Exercise directions =
Copy each line that contains the word "field".

Exercise material =

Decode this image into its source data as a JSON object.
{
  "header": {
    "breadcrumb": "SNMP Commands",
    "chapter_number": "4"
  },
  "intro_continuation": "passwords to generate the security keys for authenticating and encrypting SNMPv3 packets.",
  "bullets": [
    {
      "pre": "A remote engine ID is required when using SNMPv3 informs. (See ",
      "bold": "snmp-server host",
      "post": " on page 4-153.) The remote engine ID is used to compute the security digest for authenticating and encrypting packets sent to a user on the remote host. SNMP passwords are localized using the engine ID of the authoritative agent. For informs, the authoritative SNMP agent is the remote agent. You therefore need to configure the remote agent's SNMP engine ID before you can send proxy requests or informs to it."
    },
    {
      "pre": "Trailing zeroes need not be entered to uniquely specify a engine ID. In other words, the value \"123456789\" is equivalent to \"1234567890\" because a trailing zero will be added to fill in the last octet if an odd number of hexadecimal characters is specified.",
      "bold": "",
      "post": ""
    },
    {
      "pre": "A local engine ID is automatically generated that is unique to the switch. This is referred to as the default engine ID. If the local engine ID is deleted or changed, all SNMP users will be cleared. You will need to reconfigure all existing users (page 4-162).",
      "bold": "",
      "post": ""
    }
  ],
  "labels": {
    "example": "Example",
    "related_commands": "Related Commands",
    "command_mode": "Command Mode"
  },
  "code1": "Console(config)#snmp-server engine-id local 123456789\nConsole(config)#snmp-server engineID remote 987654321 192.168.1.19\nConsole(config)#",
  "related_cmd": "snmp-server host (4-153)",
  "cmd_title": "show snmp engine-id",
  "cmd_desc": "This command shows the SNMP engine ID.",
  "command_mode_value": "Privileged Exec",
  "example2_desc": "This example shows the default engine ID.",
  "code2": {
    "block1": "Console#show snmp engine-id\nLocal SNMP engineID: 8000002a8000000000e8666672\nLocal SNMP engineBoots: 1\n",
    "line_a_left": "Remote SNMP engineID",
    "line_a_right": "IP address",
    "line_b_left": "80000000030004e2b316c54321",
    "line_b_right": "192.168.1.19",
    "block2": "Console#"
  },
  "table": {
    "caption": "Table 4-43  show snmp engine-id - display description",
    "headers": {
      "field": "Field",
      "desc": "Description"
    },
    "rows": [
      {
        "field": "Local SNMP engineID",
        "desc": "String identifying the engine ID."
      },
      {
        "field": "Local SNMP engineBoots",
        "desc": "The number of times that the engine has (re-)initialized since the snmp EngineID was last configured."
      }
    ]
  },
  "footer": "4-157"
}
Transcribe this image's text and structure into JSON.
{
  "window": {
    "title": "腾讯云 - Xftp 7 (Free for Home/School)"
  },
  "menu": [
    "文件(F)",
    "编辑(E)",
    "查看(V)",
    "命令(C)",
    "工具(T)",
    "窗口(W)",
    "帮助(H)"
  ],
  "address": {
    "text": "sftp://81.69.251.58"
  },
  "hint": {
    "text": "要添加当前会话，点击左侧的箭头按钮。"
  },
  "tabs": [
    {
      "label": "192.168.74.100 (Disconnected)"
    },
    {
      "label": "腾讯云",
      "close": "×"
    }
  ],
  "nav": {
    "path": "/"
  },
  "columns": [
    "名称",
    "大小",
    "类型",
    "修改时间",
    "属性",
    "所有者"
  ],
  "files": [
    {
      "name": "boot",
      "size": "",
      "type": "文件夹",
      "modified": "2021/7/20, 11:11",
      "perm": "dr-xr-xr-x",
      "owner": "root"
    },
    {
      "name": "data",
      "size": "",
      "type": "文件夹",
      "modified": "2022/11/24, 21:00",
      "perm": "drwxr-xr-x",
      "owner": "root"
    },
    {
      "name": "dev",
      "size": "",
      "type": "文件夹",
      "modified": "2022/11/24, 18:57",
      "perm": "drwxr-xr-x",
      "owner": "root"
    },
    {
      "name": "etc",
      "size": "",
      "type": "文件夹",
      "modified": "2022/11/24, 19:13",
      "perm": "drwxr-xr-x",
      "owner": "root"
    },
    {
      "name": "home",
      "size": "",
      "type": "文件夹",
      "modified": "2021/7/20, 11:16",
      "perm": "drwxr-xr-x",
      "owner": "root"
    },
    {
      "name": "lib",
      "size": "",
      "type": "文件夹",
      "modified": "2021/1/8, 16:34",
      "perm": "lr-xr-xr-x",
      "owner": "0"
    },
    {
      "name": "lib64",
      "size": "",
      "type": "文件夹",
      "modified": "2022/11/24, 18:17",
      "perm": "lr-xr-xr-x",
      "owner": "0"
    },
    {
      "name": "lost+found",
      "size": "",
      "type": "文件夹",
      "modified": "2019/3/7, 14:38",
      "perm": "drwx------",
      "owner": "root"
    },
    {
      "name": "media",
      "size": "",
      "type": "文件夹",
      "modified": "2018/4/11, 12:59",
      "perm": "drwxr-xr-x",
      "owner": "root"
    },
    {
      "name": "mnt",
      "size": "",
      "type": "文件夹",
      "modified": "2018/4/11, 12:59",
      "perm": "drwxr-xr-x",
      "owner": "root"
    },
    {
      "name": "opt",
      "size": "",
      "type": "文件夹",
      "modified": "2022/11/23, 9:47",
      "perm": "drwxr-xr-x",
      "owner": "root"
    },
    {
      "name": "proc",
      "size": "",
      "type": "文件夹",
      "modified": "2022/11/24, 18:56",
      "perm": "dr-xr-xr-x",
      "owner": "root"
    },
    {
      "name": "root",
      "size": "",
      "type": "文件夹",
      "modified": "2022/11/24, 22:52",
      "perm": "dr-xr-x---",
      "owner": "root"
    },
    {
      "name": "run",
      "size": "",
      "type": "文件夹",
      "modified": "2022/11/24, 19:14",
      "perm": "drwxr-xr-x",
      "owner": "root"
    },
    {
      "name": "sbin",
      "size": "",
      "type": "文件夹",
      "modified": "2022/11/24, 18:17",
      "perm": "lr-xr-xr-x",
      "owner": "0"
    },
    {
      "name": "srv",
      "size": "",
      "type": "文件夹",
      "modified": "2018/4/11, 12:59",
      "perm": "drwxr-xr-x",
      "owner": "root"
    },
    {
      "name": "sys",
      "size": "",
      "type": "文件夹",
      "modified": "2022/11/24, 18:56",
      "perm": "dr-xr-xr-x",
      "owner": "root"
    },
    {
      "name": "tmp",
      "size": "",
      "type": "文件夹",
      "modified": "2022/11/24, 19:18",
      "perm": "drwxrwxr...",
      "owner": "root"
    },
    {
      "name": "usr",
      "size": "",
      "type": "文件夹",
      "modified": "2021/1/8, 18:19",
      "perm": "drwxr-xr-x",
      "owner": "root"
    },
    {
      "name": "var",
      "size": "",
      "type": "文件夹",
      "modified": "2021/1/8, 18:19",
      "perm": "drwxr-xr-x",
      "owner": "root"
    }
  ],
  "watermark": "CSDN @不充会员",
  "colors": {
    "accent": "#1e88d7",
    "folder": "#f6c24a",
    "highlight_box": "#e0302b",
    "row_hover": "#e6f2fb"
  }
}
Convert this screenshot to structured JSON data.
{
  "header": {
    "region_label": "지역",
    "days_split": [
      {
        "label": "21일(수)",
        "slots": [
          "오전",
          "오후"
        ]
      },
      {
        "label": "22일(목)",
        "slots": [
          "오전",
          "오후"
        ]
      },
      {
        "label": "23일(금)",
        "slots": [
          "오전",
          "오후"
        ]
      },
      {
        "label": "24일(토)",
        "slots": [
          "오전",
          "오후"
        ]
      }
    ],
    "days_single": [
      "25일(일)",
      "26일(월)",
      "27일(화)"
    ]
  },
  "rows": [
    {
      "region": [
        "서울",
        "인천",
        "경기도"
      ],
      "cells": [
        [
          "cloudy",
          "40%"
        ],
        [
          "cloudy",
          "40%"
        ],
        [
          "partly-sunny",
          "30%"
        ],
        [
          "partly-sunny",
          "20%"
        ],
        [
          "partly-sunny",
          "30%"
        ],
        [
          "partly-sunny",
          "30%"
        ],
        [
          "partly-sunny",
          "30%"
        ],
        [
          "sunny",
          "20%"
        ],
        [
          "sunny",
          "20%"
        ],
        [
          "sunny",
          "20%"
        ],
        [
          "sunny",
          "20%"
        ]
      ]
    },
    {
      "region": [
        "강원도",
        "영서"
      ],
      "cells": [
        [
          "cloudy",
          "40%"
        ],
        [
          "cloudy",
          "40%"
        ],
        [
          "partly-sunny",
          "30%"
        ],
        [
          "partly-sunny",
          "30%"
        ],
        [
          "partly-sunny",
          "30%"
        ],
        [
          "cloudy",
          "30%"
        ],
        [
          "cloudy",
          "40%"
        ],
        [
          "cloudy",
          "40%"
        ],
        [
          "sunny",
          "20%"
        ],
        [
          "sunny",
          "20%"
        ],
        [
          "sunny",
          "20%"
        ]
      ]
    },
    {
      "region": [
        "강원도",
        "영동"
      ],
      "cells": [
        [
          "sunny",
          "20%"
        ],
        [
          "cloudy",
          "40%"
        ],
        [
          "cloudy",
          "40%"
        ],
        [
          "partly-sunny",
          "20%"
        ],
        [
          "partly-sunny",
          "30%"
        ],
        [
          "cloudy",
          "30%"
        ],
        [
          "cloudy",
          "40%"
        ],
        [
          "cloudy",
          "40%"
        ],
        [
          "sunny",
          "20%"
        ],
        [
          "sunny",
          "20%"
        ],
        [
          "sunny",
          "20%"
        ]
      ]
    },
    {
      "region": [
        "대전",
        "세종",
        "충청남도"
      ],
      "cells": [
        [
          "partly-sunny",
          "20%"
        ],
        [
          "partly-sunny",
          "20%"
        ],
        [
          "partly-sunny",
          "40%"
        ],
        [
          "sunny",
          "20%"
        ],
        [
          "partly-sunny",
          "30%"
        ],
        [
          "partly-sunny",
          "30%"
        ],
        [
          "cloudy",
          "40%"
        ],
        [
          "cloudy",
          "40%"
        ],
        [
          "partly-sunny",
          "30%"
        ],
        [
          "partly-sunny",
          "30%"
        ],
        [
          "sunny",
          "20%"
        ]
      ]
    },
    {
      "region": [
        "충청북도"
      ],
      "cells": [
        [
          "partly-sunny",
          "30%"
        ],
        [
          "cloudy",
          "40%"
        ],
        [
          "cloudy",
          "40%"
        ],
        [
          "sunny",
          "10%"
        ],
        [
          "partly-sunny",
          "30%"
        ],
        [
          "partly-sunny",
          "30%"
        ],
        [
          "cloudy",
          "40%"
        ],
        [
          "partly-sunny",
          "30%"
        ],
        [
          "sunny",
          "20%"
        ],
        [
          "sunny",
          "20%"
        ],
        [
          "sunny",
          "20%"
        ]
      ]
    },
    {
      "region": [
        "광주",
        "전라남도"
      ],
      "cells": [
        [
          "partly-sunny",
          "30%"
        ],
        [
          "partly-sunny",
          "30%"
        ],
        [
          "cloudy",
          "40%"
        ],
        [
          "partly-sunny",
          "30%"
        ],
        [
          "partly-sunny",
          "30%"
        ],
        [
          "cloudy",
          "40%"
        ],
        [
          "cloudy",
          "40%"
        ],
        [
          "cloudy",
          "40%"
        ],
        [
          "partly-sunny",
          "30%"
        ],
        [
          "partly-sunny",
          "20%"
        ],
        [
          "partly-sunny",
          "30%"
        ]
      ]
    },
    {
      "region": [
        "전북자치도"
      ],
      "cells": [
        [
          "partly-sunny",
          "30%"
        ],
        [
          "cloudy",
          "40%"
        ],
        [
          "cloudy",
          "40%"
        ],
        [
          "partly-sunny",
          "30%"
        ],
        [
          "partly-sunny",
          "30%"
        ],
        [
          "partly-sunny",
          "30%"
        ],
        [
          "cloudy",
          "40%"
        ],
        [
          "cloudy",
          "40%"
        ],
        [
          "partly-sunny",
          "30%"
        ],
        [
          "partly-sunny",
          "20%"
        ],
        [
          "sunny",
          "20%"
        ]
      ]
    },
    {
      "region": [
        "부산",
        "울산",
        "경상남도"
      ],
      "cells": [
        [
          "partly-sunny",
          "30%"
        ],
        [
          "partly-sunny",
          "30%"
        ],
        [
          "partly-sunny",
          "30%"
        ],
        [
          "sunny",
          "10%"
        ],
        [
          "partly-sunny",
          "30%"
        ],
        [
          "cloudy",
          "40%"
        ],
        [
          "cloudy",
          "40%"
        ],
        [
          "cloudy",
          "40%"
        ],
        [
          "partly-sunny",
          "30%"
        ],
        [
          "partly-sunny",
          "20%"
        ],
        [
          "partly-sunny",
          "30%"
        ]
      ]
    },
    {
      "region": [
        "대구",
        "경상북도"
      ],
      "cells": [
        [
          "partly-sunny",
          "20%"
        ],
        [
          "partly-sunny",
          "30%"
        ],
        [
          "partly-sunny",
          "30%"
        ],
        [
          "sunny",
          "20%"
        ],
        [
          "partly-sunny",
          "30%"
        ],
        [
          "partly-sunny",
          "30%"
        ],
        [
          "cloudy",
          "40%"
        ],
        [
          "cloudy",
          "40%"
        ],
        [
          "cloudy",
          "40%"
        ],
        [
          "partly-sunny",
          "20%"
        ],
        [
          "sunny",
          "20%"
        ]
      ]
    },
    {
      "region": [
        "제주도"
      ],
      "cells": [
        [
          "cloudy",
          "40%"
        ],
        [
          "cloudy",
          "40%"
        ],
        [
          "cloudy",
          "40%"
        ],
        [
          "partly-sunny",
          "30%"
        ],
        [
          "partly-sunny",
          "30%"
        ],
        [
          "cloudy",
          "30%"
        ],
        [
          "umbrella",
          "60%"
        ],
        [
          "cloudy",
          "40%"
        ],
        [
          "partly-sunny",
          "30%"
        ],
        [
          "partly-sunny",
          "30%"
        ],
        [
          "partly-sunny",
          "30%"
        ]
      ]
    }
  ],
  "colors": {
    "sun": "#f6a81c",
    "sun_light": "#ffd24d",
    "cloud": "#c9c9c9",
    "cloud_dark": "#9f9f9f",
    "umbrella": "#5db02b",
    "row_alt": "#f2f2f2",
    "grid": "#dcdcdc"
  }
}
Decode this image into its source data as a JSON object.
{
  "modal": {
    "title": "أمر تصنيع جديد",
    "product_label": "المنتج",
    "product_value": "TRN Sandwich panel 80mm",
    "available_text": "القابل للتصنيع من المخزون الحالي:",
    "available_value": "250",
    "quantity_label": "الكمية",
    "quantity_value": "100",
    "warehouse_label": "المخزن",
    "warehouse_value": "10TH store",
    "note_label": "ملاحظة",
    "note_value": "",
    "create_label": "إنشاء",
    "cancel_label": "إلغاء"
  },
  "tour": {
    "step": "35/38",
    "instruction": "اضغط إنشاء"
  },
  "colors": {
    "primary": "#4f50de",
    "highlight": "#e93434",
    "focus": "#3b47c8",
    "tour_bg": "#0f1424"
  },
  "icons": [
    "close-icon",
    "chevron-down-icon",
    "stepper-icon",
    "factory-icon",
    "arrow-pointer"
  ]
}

Response to this task =
      "field": "Field",
        "field": "Local SNMP engineID",
        "field": "Local SNMP engineBoots",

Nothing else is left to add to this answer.